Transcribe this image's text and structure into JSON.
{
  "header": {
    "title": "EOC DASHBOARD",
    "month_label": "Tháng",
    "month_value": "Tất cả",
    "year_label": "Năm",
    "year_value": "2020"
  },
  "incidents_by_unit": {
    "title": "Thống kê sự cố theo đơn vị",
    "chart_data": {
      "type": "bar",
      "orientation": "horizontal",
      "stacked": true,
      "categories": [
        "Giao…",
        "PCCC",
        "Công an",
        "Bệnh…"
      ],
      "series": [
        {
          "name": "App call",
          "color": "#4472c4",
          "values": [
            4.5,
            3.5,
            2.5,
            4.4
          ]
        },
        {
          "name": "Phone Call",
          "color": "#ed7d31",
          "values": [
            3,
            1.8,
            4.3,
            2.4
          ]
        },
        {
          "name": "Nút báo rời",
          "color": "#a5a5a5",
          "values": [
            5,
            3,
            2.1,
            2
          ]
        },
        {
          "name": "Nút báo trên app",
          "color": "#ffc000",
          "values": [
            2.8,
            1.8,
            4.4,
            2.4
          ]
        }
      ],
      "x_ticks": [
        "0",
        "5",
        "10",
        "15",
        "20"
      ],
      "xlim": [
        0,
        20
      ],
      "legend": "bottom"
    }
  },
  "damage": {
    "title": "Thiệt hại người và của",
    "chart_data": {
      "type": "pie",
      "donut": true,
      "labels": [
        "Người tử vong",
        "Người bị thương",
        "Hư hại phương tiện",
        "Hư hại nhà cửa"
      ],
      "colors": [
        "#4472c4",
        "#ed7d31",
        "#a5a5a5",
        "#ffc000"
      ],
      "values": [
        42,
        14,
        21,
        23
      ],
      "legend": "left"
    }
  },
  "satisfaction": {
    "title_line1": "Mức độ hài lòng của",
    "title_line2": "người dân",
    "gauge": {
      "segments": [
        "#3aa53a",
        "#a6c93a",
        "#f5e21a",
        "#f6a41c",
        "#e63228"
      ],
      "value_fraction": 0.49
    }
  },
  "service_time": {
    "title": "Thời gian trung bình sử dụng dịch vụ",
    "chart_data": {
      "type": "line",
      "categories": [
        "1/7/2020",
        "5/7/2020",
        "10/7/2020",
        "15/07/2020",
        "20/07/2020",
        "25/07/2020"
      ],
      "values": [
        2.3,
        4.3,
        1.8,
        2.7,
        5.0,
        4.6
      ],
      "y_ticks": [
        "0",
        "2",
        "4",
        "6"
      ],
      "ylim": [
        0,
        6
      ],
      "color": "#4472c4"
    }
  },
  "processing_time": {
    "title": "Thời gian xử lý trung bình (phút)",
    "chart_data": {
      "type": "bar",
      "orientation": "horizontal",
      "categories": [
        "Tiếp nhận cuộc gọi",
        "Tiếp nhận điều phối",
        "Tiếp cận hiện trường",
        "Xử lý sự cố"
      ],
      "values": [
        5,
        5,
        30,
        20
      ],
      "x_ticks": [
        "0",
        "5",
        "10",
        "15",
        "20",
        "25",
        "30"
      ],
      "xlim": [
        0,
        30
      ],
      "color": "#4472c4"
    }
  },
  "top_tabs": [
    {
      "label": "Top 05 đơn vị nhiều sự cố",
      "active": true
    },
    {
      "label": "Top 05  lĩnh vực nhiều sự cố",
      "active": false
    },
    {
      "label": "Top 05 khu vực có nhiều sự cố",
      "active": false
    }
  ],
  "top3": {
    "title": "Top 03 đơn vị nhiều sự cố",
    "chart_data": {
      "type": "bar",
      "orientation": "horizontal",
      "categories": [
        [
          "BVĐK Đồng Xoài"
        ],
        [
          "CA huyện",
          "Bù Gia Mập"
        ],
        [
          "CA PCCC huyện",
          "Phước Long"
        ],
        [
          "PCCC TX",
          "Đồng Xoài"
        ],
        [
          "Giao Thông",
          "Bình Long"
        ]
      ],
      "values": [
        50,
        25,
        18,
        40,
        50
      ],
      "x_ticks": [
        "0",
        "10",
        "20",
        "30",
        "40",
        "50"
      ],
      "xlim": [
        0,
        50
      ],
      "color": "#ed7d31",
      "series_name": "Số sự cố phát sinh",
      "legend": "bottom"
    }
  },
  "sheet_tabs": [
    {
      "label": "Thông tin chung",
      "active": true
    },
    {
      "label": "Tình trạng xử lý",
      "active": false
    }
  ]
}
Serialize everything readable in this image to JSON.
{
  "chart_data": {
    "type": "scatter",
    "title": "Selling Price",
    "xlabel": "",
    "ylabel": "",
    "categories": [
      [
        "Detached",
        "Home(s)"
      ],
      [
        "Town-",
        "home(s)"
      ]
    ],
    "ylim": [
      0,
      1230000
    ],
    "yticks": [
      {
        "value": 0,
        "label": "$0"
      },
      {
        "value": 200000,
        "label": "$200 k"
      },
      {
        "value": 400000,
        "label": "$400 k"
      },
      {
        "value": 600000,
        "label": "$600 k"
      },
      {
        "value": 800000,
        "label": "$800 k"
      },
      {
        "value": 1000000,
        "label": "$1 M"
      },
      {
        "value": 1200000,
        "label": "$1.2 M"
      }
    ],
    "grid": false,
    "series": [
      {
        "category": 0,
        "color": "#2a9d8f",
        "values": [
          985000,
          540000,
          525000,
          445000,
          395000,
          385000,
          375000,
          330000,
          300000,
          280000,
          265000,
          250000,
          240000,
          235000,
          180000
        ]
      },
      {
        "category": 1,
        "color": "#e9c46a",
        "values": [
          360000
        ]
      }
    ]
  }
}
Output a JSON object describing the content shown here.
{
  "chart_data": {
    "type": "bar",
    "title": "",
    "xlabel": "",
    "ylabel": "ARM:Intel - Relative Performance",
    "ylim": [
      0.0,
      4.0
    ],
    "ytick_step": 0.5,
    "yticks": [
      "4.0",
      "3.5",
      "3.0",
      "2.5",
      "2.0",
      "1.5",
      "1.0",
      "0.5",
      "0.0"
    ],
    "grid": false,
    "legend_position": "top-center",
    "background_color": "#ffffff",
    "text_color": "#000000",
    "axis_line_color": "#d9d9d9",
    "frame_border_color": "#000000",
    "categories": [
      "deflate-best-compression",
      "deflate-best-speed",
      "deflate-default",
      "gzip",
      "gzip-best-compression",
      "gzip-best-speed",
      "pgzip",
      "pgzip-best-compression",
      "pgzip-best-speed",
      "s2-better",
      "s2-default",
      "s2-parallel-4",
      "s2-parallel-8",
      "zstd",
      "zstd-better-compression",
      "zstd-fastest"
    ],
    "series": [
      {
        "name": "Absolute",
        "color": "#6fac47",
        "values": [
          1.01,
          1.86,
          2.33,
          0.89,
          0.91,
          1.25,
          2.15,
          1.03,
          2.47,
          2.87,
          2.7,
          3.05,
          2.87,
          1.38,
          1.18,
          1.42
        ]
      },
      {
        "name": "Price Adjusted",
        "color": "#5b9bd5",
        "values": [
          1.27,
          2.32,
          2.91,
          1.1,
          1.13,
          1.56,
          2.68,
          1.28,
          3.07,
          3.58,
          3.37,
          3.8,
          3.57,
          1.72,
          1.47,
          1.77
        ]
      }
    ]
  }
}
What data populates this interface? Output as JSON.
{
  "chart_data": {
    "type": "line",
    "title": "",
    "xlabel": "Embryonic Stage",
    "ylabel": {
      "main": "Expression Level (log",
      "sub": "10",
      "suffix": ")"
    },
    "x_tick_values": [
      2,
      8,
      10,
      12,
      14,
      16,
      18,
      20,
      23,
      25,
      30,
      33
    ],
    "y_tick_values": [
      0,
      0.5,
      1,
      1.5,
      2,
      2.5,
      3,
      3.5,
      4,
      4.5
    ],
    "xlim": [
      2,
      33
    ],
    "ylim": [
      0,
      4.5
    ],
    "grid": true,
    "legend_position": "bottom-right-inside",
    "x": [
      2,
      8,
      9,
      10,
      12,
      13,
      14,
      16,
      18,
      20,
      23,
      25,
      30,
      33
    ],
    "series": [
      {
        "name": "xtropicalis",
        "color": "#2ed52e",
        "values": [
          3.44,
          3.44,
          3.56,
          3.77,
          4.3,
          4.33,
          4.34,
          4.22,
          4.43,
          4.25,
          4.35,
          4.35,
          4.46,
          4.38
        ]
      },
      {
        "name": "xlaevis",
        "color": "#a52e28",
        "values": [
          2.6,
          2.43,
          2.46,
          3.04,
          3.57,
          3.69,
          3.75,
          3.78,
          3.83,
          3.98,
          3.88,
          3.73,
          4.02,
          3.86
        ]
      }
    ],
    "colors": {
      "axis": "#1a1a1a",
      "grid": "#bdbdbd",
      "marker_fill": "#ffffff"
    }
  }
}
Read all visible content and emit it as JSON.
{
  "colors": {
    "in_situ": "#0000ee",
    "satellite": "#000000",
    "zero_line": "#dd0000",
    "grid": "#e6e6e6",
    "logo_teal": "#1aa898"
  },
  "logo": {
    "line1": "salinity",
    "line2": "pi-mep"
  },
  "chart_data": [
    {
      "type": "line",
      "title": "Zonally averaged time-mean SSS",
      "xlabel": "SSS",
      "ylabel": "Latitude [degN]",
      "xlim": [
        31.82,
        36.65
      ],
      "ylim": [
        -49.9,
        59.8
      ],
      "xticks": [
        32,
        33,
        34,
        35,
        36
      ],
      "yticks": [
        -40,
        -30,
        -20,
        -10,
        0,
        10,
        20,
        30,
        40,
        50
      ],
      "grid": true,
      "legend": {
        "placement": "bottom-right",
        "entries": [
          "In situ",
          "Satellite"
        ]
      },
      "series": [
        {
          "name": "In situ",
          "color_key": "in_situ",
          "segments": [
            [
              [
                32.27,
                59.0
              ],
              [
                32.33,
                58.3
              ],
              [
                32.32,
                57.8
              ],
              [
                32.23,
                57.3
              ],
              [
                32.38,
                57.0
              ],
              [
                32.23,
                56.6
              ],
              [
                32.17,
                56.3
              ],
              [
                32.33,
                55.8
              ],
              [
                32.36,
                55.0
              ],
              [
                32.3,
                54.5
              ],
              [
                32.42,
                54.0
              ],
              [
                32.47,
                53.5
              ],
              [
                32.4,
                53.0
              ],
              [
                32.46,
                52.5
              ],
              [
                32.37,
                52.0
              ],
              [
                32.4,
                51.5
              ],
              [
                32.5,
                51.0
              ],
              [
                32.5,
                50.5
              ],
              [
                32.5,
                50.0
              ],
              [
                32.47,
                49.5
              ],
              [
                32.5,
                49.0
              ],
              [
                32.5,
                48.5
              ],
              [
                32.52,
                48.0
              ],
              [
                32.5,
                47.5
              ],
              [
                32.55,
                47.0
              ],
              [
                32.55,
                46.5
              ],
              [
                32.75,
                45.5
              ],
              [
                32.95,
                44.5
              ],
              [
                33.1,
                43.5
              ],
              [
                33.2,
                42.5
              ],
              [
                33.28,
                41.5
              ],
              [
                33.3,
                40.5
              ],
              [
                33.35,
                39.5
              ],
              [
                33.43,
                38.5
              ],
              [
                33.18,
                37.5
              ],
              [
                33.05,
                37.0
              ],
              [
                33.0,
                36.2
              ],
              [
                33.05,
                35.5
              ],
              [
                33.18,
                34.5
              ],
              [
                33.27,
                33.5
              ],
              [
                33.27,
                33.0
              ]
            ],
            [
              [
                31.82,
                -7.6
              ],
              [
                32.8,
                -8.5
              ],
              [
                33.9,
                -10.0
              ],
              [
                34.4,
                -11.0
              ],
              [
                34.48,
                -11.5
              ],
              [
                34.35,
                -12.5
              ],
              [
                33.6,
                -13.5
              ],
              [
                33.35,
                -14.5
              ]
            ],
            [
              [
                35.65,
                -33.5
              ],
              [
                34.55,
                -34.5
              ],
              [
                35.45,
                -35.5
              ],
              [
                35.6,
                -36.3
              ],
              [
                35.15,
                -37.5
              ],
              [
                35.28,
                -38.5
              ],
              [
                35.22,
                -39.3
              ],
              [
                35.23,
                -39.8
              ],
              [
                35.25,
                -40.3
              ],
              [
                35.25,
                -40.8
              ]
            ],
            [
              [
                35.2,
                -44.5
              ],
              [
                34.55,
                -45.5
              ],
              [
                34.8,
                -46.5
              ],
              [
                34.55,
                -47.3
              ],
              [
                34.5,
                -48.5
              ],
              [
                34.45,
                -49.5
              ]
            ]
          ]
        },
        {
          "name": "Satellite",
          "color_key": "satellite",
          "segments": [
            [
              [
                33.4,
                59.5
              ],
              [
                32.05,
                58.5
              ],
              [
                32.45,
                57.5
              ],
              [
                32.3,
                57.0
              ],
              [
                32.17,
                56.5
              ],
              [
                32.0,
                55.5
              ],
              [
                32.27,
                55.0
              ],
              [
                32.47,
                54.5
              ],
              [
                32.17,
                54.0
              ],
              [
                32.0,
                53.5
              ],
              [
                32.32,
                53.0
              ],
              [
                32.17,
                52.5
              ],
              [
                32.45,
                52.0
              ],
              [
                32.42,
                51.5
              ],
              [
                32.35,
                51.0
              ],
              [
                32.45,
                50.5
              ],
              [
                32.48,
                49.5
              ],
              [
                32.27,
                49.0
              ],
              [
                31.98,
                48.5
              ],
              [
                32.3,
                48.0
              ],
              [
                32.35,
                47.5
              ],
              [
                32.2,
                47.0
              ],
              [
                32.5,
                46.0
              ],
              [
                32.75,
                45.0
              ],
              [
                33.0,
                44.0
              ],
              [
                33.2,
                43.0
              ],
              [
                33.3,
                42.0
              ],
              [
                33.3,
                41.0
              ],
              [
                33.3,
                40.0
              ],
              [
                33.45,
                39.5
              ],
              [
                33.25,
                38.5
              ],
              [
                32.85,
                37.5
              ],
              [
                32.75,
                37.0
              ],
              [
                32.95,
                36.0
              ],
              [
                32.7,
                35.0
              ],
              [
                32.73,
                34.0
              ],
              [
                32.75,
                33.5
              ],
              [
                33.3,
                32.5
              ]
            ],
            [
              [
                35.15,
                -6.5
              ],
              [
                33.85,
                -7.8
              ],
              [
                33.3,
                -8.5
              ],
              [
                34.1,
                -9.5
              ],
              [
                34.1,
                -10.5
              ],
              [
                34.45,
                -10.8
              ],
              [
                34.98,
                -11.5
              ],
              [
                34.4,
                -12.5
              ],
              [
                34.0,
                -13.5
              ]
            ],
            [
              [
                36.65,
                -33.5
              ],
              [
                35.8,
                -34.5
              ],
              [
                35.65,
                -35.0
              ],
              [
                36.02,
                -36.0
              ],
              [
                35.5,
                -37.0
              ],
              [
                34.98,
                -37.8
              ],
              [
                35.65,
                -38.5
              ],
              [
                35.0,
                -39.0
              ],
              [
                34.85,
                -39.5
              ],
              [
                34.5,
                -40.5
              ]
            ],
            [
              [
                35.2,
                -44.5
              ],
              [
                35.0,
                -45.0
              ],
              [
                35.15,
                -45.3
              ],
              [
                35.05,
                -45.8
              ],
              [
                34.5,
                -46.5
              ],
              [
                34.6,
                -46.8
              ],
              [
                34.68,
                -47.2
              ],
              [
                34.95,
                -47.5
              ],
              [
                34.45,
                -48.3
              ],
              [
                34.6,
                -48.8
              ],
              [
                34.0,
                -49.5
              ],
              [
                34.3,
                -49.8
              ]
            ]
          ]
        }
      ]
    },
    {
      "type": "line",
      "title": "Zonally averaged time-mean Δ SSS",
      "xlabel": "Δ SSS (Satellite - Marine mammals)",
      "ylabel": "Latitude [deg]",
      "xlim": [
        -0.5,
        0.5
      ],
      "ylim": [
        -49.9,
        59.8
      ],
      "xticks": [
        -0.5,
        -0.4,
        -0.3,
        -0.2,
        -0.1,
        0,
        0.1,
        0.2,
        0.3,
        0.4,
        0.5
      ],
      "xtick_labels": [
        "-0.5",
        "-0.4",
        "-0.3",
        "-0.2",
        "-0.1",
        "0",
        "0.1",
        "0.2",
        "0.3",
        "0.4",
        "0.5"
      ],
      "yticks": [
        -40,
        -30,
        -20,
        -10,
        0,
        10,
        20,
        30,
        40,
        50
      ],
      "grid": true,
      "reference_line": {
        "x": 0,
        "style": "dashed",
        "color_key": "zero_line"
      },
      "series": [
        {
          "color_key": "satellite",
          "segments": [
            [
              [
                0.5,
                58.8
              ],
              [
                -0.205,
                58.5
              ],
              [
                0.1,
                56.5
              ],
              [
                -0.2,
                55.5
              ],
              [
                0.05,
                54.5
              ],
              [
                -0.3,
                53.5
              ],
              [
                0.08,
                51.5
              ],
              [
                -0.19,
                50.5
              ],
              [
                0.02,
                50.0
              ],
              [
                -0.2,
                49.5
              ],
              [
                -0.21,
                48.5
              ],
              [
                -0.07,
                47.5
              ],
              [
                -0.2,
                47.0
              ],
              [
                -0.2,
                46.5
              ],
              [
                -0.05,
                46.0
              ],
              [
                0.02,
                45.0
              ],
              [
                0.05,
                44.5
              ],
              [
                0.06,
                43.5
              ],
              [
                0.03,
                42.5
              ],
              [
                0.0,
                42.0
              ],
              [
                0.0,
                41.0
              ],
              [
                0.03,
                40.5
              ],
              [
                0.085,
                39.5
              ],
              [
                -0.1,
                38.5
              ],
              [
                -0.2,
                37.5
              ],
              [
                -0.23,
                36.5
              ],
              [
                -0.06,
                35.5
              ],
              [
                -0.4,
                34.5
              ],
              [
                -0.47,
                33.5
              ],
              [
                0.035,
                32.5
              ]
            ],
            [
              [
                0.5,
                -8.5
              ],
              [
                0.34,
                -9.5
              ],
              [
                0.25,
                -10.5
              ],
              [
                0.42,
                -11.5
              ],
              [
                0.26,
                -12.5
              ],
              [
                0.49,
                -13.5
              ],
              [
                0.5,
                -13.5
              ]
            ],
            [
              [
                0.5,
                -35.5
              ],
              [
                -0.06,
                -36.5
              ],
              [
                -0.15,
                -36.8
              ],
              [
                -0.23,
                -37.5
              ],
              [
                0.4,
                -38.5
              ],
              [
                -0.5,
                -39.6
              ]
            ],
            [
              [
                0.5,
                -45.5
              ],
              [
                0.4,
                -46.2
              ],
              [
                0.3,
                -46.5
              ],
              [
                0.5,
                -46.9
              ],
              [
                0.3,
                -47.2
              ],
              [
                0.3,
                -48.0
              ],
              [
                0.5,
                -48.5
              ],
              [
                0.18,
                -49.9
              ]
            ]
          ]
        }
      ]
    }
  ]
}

★ ★ ★

*Work instructions*
Check each line of the data above for the word "JSON", then state how many lines have it. Give the number alone.

*Exercise response*
5